The problem: Find how many lines in the data below include the word "buvo", then write only that number.

Recorded data:
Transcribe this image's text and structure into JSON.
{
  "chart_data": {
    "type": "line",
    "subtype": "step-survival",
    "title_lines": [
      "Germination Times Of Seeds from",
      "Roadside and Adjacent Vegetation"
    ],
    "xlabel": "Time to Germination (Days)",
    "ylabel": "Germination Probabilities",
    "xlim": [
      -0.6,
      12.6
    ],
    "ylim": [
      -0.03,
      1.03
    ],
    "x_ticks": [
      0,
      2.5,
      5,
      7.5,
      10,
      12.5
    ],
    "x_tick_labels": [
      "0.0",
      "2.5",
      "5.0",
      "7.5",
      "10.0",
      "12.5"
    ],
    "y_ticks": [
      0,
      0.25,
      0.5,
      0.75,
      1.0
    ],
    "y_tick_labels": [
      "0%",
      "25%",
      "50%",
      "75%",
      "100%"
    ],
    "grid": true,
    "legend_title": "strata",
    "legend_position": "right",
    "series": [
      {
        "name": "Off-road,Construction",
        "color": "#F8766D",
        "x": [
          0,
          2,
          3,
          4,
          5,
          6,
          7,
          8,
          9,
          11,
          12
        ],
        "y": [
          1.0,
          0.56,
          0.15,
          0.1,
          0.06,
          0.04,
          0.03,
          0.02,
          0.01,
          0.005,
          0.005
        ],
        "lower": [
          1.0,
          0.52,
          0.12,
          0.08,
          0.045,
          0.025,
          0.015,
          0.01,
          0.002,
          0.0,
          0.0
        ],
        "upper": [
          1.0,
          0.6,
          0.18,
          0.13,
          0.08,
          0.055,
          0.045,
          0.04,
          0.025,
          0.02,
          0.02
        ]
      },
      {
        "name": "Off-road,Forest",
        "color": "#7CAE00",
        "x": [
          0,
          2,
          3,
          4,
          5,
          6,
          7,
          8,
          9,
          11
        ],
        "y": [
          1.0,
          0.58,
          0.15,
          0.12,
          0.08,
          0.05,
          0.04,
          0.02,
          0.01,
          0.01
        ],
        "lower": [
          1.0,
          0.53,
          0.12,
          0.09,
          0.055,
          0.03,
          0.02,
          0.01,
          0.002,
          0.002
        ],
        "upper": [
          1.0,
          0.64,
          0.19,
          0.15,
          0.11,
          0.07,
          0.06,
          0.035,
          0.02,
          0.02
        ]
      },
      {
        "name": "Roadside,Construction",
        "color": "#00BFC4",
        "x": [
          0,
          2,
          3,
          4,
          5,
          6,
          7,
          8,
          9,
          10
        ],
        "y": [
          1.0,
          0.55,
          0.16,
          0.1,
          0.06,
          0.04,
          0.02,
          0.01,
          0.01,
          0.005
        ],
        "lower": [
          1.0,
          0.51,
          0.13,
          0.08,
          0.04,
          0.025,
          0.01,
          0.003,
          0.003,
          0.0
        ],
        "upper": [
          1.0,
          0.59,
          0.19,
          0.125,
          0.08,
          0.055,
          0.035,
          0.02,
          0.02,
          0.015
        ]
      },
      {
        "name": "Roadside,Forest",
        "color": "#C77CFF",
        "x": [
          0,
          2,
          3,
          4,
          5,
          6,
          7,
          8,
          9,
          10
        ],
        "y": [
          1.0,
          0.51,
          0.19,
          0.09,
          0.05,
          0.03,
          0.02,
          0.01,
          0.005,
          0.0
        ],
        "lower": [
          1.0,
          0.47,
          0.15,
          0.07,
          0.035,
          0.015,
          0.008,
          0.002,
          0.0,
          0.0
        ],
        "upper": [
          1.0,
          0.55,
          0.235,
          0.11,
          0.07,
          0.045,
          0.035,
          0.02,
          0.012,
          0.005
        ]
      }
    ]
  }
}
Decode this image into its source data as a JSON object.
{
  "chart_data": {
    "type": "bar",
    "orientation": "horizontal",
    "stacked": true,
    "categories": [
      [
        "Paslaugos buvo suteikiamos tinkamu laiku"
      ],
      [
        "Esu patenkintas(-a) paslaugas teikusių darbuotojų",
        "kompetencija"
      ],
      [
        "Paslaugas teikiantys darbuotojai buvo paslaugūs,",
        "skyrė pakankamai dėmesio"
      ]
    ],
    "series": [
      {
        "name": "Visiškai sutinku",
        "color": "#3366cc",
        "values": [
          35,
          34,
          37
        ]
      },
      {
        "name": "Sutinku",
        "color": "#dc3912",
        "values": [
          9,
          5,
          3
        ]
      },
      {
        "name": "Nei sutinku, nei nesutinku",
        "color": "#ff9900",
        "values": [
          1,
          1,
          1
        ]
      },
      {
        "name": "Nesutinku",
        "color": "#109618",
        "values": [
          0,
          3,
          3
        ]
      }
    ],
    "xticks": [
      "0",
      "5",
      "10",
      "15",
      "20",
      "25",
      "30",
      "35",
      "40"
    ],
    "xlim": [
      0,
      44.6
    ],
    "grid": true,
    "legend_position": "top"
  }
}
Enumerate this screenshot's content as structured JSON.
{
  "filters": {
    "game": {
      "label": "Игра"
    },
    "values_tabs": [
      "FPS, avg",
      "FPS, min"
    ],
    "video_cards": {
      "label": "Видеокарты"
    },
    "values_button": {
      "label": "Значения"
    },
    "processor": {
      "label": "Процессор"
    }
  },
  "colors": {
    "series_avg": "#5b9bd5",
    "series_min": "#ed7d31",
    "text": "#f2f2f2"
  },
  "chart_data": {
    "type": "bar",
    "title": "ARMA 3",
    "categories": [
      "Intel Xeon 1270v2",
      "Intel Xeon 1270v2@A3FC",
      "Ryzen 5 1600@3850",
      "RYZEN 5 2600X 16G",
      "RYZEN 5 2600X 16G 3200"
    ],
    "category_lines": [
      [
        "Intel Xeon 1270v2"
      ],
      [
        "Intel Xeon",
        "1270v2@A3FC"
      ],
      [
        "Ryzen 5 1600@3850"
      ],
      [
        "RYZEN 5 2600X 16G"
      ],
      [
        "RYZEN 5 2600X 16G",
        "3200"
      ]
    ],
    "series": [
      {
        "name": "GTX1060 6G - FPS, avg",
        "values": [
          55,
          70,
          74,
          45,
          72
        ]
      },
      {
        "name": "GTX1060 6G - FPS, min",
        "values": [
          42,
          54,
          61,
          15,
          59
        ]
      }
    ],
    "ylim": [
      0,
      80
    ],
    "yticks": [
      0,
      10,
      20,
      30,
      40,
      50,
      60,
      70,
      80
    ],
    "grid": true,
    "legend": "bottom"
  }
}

Exercise answer: 2